Collected data entries

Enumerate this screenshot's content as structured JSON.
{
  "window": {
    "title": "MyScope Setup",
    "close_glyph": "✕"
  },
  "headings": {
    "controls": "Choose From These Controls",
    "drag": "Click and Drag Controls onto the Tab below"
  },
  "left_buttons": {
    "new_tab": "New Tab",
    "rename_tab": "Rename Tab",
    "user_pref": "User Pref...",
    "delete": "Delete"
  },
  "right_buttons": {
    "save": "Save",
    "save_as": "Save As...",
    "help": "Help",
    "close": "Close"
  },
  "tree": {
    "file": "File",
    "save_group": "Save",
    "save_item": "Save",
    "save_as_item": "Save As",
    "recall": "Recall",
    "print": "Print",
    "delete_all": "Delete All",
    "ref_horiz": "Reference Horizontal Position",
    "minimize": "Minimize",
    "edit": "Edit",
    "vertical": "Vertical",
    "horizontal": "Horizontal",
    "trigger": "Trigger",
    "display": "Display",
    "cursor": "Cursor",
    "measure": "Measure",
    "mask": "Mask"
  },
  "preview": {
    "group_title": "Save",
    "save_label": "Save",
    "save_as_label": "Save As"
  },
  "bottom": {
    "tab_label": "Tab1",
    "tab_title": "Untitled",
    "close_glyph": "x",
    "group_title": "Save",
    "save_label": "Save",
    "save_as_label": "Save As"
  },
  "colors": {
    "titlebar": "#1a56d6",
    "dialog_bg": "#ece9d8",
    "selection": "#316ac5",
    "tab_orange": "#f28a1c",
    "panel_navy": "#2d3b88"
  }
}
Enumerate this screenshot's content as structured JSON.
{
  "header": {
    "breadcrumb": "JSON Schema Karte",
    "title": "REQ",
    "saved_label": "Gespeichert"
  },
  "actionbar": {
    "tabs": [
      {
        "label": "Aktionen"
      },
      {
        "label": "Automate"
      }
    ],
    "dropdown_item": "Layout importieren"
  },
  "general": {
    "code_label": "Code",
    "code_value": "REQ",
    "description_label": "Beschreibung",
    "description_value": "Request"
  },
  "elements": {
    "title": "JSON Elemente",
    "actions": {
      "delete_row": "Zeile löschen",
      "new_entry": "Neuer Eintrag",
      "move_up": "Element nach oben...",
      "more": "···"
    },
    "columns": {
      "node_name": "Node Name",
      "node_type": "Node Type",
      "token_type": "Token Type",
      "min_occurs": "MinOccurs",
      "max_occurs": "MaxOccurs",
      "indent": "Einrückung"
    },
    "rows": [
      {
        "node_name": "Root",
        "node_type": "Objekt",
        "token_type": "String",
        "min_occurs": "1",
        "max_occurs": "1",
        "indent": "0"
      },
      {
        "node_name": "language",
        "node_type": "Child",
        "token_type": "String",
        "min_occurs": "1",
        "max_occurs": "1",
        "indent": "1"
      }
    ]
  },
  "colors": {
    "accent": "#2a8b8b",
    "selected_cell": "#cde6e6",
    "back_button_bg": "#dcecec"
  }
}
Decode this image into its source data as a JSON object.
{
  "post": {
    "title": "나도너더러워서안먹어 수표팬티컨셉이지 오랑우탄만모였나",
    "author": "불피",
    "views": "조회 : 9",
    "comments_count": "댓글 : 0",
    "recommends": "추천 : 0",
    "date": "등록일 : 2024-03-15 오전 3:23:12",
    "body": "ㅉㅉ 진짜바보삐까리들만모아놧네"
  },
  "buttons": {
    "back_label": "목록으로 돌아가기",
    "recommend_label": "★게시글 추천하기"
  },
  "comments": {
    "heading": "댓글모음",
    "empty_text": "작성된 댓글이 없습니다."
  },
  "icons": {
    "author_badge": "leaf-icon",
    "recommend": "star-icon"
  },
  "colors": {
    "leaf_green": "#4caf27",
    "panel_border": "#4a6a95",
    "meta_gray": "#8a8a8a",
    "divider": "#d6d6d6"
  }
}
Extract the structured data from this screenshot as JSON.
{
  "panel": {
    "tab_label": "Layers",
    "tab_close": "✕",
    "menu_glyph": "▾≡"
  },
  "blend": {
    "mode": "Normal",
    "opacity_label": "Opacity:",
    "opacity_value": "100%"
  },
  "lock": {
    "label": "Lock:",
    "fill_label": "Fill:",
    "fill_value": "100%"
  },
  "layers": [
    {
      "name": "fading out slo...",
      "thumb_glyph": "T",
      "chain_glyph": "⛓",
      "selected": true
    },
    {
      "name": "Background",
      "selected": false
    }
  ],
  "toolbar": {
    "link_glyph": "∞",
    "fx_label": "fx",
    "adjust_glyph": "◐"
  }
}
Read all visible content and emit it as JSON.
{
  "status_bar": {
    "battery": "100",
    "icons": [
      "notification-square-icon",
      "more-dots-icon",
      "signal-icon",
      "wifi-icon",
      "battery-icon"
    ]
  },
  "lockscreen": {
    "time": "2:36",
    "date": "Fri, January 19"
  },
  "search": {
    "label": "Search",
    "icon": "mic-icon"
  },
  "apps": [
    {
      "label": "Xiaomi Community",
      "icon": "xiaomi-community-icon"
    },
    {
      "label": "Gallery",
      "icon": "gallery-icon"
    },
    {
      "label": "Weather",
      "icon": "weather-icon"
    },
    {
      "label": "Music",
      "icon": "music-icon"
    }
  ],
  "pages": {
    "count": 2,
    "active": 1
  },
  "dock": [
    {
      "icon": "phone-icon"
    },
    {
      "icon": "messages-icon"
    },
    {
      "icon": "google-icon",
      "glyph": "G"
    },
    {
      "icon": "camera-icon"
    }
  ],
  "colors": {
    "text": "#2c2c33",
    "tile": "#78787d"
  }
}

### Exercise requirements
Print the material verbatim, all of it.

### Reply to the exercise
Enumerate this screenshot's content as structured JSON.
{
  "window": {
    "title": "MyScope Setup",
    "close_glyph": "✕"
  },
  "headings": {
    "controls": "Choose From These Controls",
    "drag": "Click and Drag Controls onto the Tab below"
  },
  "left_buttons": {
    "new_tab": "New Tab",
    "rename_tab": "Rename Tab",
    "user_pref": "User Pref...",
    "delete": "Delete"
  },
  "right_buttons": {
    "save": "Save",
    "save_as": "Save As...",
    "help": "Help",
    "close": "Close"
  },
  "tree": {
    "file": "File",
    "save_group": "Save",
    "save_item": "Save",
    "save_as_item": "Save As",
    "recall": "Recall",
    "print": "Print",
    "delete_all": "Delete All",
    "ref_horiz": "Reference Horizontal Position",
    "minimize": "Minimize",
    "edit": "Edit",
    "vertical": "Vertical",
    "horizontal": "Horizontal",
    "trigger": "Trigger",
    "display": "Display",
    "cursor": "Cursor",
    "measure": "Measure",
    "mask": "Mask"
  },
  "preview": {
    "group_title": "Save",
    "save_label": "Save",
    "save_as_label": "Save As"
  },
  "bottom": {
    "tab_label": "Tab1",
    "tab_title": "Untitled",
    "close_glyph": "x",
    "group_title": "Save",
    "save_label": "Save",
    "save_as_label": "Save As"
  },
  "colors": {
    "titlebar": "#1a56d6",
    "dialog_bg": "#ece9d8",
    "selection": "#316ac5",
    "tab_orange": "#f28a1c",
    "panel_navy": "#2d3b88"
  }
}
Enumerate this screenshot's content as structured JSON.
{
  "header": {
    "breadcrumb": "JSON Schema Karte",
    "title": "REQ",
    "saved_label": "Gespeichert"
  },
  "actionbar": {
    "tabs": [
      {
        "label": "Aktionen"
      },
      {
        "label": "Automate"
      }
    ],
    "dropdown_item": "Layout importieren"
  },
  "general": {
    "code_label": "Code",
    "code_value": "REQ",
    "description_label": "Beschreibung",
    "description_value": "Request"
  },
  "elements": {
    "title": "JSON Elemente",
    "actions": {
      "delete_row": "Zeile löschen",
      "new_entry": "Neuer Eintrag",
      "move_up": "Element nach oben...",
      "more": "···"
    },
    "columns": {
      "node_name": "Node Name",
      "node_type": "Node Type",
      "token_type": "Token Type",
      "min_occurs": "MinOccurs",
      "max_occurs": "MaxOccurs",
      "indent": "Einrückung"
    },
    "rows": [
      {
        "node_name": "Root",
        "node_type": "Objekt",
        "token_type": "String",
        "min_occurs": "1",
        "max_occurs": "1",
        "indent": "0"
      },
      {
        "node_name": "language",
        "node_type": "Child",
        "token_type": "String",
        "min_occurs": "1",
        "max_occurs": "1",
        "indent": "1"
      }
    ]
  },
  "colors": {
    "accent": "#2a8b8b",
    "selected_cell": "#cde6e6",
    "back_button_bg": "#dcecec"
  }
}
Decode this image into its source data as a JSON object.
{
  "post": {
    "title": "나도너더러워서안먹어 수표팬티컨셉이지 오랑우탄만모였나",
    "author": "불피",
    "views": "조회 : 9",
    "comments_count": "댓글 : 0",
    "recommends": "추천 : 0",
    "date": "등록일 : 2024-03-15 오전 3:23:12",
    "body": "ㅉㅉ 진짜바보삐까리들만모아놧네"
  },
  "buttons": {
    "back_label": "목록으로 돌아가기",
    "recommend_label": "★게시글 추천하기"
  },
  "comments": {
    "heading": "댓글모음",
    "empty_text": "작성된 댓글이 없습니다."
  },
  "icons": {
    "author_badge": "leaf-icon",
    "recommend": "star-icon"
  },
  "colors": {
    "leaf_green": "#4caf27",
    "panel_border": "#4a6a95",
    "meta_gray": "#8a8a8a",
    "divider": "#d6d6d6"
  }
}
Extract the structured data from this screenshot as JSON.
{
  "panel": {
    "tab_label": "Layers",
    "tab_close": "✕",
    "menu_glyph": "▾≡"
  },
  "blend": {
    "mode": "Normal",
    "opacity_label": "Opacity:",
    "opacity_value": "100%"
  },
  "lock": {
    "label": "Lock:",
    "fill_label": "Fill:",
    "fill_value": "100%"
  },
  "layers": [
    {
      "name": "fading out slo...",
      "thumb_glyph": "T",
      "chain_glyph": "⛓",
      "selected": true
    },
    {
      "name": "Background",
      "selected": false
    }
  ],
  "toolbar": {
    "link_glyph": "∞",
    "fx_label": "fx",
    "adjust_glyph": "◐"
  }
}
Read all visible content and emit it as JSON.
{
  "status_bar": {
    "battery": "100",
    "icons": [
      "notification-square-icon",
      "more-dots-icon",
      "signal-icon",
      "wifi-icon",
      "battery-icon"
    ]
  },
  "lockscreen": {
    "time": "2:36",
    "date": "Fri, January 19"
  },
  "search": {
    "label": "Search",
    "icon": "mic-icon"
  },
  "apps": [
    {
      "label": "Xiaomi Community",
      "icon": "xiaomi-community-icon"
    },
    {
      "label": "Gallery",
      "icon": "gallery-icon"
    },
    {
      "label": "Weather",
      "icon": "weather-icon"
    },
    {
      "label": "Music",
      "icon": "music-icon"
    }
  ],
  "pages": {
    "count": 2,
    "active": 1
  },
  "dock": [
    {
      "icon": "phone-icon"
    },
    {
      "icon": "messages-icon"
    },
    {
      "icon": "google-icon",
      "glyph": "G"
    },
    {
      "icon": "camera-icon"
    }
  ],
  "colors": {
    "text": "#2c2c33",
    "tile": "#78787d"
  }
}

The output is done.